[begin Dataset records]

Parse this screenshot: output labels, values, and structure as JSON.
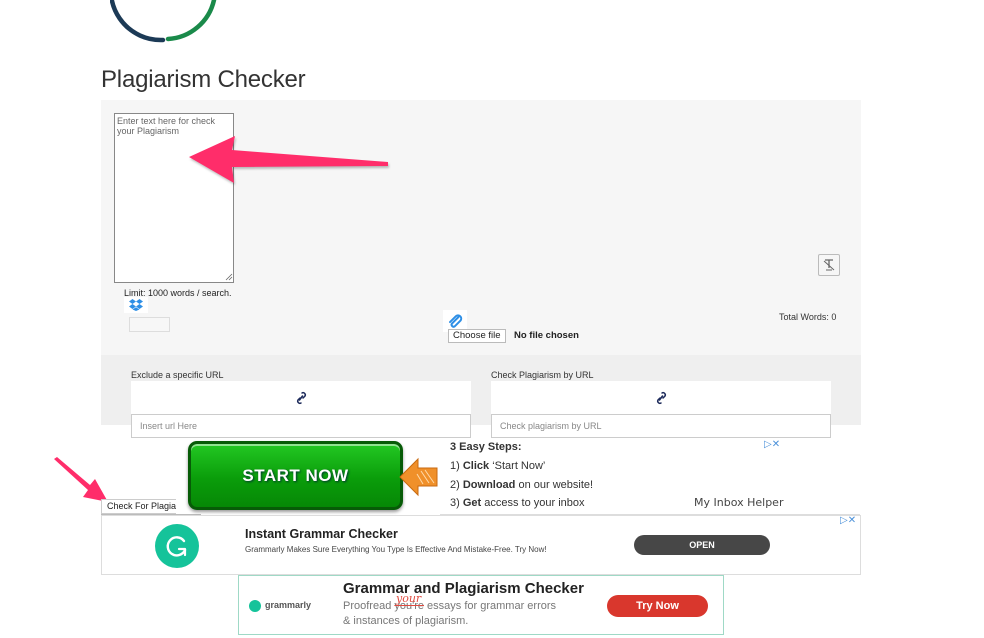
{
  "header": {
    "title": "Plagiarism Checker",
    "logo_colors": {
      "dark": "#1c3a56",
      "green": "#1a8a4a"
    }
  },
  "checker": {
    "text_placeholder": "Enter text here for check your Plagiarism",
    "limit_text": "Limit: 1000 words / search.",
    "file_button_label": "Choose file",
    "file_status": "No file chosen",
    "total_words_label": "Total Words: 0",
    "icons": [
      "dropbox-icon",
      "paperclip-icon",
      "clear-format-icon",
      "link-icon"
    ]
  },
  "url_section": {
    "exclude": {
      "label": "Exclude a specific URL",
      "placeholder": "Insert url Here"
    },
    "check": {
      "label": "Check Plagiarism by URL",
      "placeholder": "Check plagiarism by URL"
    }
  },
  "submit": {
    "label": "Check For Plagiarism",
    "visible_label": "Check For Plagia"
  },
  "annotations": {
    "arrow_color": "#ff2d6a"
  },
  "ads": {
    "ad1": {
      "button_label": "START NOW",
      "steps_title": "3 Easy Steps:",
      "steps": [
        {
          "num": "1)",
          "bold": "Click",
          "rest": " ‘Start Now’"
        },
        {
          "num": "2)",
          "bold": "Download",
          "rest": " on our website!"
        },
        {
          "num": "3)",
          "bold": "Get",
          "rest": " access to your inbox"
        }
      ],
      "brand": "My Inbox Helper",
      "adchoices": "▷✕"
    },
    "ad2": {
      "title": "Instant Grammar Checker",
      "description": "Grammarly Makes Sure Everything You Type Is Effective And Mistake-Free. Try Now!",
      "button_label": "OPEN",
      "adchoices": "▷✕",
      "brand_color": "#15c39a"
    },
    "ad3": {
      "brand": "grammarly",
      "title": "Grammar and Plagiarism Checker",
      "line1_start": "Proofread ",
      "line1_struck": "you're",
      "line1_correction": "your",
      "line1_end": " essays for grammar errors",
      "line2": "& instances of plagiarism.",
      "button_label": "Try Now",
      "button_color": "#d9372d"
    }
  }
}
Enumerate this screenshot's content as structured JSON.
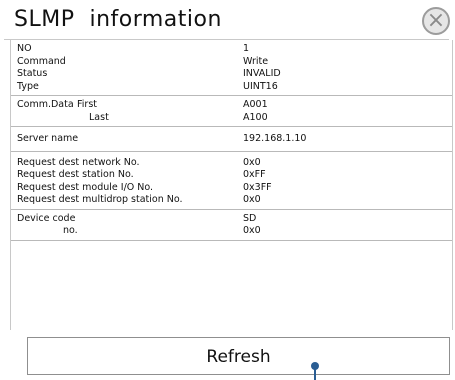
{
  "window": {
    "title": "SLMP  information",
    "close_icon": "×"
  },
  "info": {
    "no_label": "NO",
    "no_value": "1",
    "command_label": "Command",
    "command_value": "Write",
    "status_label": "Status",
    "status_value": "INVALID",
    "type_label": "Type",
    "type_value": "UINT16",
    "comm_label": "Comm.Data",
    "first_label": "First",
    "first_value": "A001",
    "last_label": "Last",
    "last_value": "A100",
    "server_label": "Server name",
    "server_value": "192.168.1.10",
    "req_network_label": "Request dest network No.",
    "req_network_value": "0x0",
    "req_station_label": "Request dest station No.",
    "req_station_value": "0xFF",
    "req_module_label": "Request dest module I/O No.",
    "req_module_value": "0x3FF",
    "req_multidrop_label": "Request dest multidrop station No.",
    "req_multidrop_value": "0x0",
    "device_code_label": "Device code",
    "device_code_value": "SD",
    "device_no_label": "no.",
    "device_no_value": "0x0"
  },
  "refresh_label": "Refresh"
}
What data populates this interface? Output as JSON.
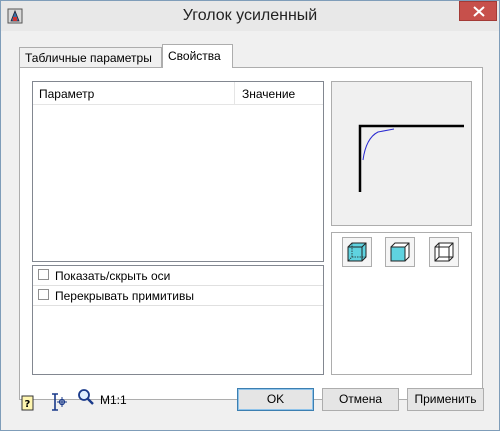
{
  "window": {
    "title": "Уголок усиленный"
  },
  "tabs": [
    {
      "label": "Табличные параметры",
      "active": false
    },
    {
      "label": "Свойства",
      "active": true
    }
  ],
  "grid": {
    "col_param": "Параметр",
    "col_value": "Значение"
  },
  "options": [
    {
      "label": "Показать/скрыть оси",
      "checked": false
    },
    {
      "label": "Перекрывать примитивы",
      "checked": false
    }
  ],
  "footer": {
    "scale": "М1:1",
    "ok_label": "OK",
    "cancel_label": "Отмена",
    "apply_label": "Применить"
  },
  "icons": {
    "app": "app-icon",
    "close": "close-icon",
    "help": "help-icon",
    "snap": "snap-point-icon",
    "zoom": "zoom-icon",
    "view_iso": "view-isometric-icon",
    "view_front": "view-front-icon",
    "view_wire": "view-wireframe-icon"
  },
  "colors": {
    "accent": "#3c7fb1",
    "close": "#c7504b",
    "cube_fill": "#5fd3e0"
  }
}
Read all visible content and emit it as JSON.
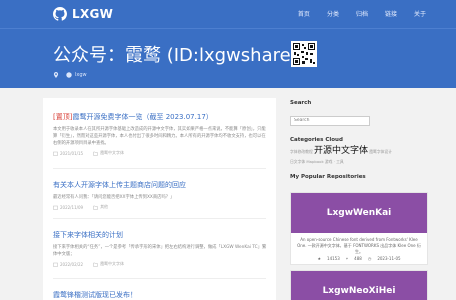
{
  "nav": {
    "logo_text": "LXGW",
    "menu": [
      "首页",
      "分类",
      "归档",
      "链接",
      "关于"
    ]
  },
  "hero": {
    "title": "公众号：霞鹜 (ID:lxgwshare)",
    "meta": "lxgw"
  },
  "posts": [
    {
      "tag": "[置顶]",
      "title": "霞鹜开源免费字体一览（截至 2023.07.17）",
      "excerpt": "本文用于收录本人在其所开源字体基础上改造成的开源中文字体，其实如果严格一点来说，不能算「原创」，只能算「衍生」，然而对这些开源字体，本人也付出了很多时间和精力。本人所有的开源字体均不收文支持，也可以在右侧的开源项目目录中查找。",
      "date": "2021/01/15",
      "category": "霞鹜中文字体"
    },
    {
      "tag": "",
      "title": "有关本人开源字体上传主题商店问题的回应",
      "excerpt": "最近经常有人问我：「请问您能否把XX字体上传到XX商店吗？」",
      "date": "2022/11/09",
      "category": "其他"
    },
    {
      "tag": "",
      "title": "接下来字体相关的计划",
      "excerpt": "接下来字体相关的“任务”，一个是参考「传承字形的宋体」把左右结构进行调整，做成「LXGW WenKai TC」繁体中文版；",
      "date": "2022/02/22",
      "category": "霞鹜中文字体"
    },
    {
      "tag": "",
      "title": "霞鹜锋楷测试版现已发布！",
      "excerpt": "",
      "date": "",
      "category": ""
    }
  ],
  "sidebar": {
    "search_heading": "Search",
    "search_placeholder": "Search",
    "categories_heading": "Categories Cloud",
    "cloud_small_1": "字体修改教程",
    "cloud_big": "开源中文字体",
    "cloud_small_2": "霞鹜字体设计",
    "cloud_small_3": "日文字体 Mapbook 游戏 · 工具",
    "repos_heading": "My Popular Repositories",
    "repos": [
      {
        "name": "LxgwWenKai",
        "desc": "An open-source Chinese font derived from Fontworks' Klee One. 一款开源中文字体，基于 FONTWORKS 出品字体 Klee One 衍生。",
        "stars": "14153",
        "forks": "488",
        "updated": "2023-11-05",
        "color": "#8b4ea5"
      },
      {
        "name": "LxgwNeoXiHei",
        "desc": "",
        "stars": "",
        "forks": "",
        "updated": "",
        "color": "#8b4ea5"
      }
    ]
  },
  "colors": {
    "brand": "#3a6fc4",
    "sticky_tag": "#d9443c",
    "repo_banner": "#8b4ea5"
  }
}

[end Dataset records]

> To be done
Identify every line above with the string "view" in it. Copy those lines.

> Correct output
    "view_iso": "view-isometric-icon",
    "view_front": "view-front-icon",
    "view_wire": "view-wireframe-icon"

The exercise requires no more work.